- [What to work on]
Identify all lines in the listing that include the word "Output", and copy them out.

- [Input records]
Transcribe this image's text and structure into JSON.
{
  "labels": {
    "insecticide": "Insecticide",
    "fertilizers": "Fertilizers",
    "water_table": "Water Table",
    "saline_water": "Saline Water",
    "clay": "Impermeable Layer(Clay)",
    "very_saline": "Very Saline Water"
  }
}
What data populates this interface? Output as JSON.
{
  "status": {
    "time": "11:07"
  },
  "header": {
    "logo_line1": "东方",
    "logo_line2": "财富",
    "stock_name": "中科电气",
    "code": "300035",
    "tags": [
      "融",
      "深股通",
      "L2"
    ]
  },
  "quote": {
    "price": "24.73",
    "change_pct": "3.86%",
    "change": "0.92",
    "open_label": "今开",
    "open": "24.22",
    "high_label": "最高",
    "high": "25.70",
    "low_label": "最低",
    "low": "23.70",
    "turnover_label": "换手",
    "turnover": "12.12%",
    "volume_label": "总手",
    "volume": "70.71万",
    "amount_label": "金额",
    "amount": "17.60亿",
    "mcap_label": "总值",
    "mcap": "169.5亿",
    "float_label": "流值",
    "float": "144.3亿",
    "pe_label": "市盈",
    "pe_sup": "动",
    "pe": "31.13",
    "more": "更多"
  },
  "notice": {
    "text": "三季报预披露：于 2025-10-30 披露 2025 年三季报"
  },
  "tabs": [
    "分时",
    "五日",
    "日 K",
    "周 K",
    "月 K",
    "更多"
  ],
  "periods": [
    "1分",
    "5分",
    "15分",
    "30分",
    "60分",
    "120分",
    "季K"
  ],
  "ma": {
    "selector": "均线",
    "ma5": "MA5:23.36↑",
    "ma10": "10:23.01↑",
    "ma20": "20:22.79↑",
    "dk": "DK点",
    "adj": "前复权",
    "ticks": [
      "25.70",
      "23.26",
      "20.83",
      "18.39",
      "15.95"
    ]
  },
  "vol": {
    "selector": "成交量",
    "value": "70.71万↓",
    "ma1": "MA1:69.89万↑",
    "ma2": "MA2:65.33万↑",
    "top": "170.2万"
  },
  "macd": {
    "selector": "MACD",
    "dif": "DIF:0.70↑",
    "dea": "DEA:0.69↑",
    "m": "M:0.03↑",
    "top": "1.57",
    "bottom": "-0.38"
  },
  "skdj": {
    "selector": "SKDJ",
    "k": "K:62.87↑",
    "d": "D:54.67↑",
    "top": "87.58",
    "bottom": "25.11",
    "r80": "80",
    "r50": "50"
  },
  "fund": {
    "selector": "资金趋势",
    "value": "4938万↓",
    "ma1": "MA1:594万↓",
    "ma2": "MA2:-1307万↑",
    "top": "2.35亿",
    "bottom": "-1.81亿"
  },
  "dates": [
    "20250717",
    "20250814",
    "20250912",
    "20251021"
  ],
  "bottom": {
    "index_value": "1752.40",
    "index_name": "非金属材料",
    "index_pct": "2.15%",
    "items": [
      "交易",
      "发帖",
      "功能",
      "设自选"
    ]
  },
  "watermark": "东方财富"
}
---
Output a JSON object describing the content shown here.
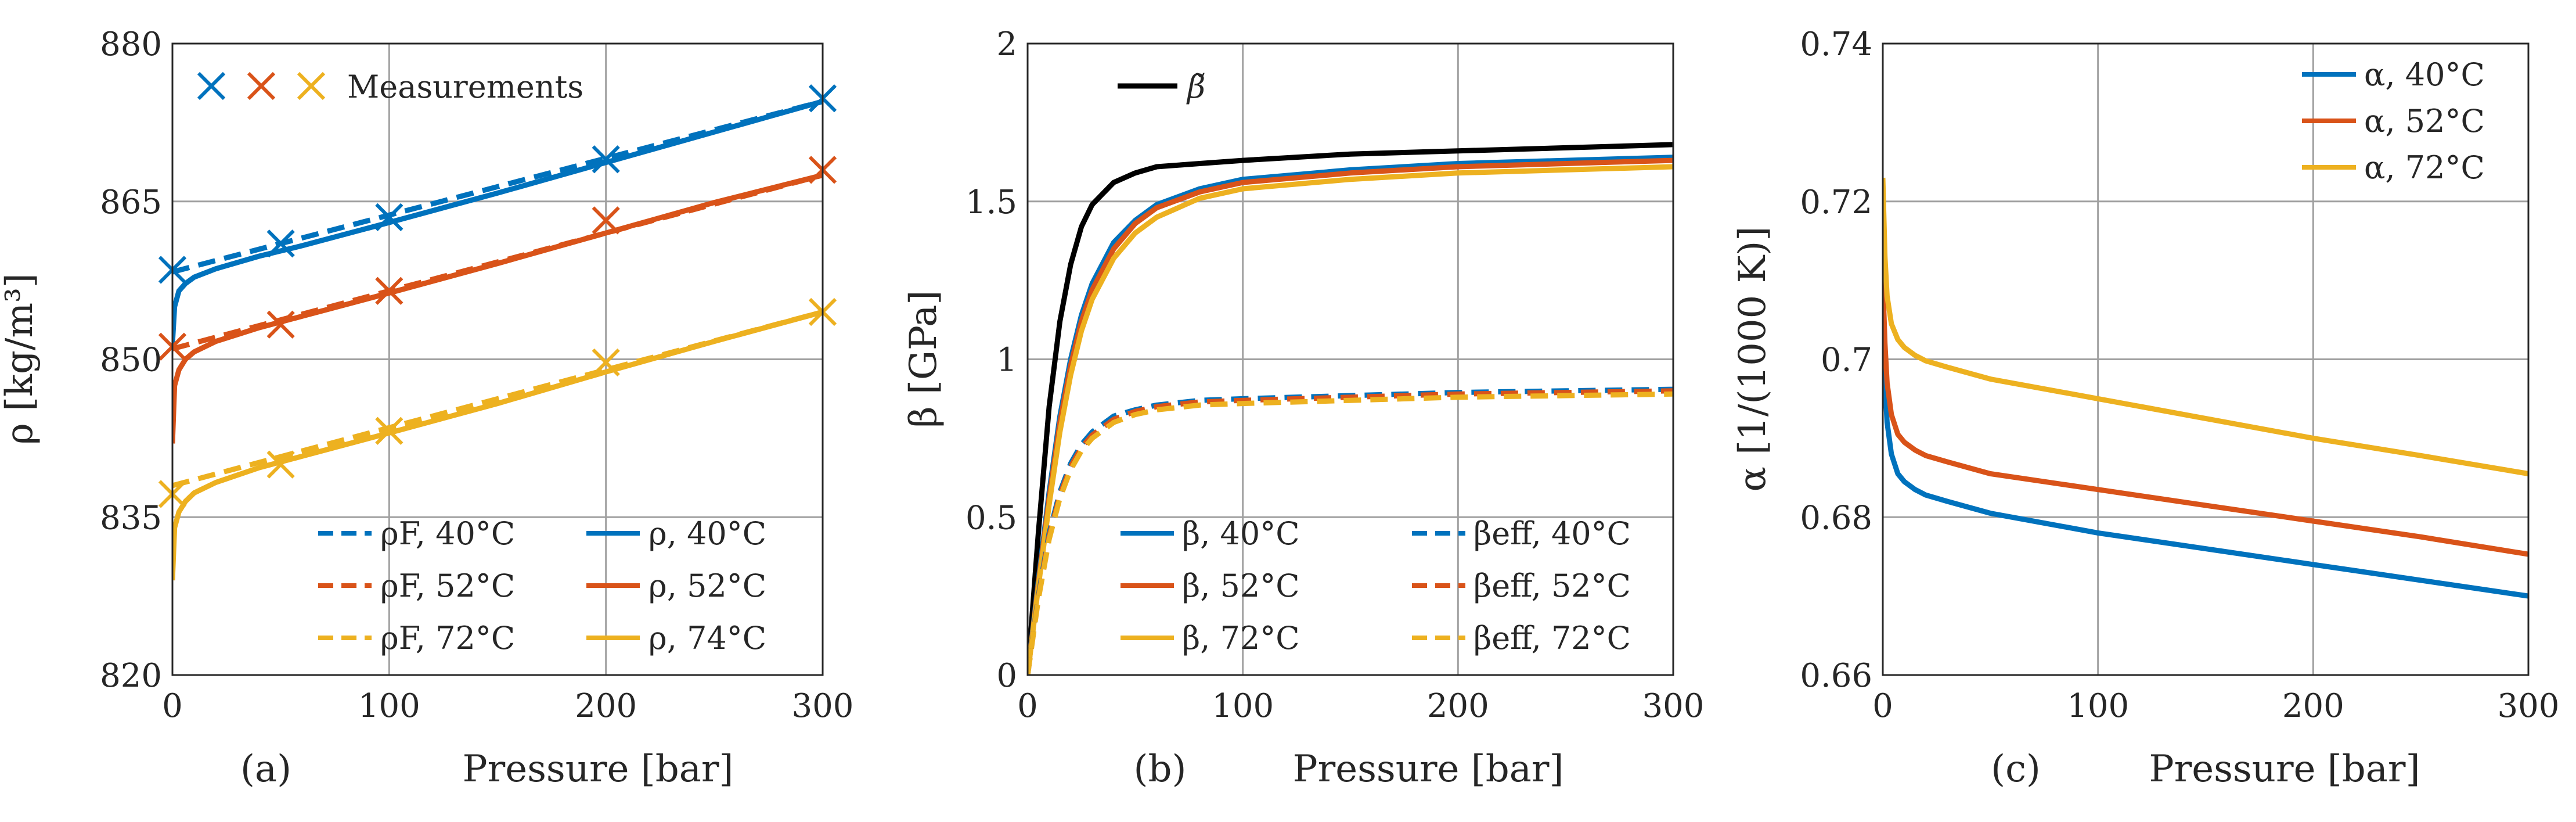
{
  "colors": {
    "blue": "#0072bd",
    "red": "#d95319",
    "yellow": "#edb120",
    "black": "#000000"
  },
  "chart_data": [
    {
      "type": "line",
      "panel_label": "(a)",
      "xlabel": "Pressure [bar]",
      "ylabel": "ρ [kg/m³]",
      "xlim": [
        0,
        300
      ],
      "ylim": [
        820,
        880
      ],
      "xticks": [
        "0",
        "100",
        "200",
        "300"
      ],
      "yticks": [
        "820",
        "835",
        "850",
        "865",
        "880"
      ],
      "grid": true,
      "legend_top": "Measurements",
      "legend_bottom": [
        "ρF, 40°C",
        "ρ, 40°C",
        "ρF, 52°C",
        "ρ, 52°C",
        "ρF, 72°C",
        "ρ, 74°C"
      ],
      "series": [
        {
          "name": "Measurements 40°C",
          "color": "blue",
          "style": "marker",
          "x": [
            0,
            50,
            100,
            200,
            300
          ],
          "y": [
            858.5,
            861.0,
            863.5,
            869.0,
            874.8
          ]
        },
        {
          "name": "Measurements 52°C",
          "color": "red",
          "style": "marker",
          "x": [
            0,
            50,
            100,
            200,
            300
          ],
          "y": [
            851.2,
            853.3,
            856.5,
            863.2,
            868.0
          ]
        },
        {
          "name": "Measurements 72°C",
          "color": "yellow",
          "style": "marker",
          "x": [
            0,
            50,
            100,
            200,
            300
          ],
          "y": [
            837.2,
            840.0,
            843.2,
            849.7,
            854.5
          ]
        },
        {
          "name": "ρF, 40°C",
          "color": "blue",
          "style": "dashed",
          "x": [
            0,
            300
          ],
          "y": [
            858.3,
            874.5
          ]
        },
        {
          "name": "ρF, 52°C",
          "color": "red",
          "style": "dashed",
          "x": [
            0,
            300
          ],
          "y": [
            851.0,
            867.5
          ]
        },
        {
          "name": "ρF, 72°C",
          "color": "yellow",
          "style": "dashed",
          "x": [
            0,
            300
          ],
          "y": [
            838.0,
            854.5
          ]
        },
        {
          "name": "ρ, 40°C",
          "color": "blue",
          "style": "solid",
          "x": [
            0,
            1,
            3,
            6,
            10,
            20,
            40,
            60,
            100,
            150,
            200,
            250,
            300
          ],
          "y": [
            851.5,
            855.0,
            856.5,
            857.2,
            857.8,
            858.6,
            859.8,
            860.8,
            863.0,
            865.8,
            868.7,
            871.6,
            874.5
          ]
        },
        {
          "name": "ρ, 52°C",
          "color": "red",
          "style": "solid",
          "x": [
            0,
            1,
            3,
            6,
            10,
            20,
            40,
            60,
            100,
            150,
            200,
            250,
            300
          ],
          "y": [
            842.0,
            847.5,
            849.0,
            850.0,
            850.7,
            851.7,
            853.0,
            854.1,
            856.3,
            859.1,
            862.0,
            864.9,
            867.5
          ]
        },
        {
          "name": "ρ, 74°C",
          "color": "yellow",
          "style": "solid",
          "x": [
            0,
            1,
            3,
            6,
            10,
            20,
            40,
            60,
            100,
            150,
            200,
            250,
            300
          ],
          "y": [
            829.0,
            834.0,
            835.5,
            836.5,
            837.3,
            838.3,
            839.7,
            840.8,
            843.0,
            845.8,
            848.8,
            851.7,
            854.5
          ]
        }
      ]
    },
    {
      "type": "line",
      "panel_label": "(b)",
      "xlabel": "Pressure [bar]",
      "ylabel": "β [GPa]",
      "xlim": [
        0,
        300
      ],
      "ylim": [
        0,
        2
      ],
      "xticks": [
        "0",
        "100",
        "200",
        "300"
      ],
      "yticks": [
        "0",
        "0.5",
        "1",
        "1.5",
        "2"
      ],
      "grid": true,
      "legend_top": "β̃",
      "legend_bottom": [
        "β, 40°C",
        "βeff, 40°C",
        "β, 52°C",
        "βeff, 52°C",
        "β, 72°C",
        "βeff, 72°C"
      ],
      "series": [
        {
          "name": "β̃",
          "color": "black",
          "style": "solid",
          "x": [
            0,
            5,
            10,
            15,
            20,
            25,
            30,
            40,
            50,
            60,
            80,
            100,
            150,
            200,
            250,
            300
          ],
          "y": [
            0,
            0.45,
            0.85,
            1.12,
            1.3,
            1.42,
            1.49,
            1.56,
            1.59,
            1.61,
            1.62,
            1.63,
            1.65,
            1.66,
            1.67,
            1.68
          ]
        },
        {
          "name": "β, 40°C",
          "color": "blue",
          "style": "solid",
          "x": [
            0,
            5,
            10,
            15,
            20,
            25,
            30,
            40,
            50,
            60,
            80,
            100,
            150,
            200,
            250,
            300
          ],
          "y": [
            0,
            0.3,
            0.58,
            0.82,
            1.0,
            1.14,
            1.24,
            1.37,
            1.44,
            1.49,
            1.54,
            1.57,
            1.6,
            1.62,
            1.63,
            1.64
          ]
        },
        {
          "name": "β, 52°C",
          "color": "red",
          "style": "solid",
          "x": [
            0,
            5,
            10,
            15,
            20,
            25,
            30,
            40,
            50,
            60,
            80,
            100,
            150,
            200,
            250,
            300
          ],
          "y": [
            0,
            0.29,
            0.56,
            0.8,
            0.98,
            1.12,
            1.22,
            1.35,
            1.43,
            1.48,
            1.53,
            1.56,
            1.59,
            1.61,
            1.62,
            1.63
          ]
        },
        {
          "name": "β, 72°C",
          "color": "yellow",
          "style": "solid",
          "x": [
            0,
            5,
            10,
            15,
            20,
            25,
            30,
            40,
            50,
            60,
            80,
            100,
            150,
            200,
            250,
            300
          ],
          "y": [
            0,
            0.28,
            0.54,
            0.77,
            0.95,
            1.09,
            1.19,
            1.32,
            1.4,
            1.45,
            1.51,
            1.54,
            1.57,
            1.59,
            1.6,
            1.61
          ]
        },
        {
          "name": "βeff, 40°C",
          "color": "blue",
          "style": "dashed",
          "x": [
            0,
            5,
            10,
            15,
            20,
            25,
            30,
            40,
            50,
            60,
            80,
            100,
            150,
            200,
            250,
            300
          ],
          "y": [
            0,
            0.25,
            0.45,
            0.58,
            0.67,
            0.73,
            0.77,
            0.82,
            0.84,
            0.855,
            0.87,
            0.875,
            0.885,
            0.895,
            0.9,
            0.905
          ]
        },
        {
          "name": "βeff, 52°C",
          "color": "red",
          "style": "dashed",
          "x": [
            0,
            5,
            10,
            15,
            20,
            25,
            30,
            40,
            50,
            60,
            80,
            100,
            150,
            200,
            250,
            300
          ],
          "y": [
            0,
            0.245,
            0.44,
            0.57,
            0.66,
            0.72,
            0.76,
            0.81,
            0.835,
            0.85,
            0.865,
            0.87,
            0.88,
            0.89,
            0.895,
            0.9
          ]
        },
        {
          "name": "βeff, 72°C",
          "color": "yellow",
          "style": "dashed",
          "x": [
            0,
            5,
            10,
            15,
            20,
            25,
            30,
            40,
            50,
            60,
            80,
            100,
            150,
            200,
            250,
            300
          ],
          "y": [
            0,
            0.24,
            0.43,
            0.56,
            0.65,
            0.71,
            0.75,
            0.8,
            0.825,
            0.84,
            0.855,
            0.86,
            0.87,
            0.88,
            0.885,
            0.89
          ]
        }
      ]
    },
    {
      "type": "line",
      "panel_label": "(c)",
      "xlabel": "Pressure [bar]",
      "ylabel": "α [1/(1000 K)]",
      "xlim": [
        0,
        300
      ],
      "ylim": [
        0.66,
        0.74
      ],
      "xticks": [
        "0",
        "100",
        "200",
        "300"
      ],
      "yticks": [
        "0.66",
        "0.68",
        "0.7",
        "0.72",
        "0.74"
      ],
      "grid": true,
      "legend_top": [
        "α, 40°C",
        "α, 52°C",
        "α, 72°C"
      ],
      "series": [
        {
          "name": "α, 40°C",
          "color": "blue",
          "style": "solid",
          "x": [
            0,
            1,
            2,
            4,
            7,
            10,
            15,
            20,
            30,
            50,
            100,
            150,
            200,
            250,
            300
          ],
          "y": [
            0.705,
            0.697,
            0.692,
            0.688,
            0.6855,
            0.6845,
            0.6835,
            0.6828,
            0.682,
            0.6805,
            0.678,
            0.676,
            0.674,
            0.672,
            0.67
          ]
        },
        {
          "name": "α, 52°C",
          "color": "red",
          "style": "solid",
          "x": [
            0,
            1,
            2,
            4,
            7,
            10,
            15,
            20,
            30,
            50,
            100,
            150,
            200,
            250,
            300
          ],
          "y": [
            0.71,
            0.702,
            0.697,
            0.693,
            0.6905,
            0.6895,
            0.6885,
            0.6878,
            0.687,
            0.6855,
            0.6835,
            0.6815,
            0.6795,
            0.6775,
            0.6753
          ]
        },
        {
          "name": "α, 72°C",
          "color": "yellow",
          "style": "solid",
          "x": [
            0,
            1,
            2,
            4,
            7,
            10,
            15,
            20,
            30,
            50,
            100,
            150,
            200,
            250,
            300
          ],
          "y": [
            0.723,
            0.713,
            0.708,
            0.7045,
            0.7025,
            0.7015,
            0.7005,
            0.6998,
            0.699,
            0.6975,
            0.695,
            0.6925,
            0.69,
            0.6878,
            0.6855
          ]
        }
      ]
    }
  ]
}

- [Task result]
What data populates this interface? Output as JSON.
Output a JSON object describing the content shown here.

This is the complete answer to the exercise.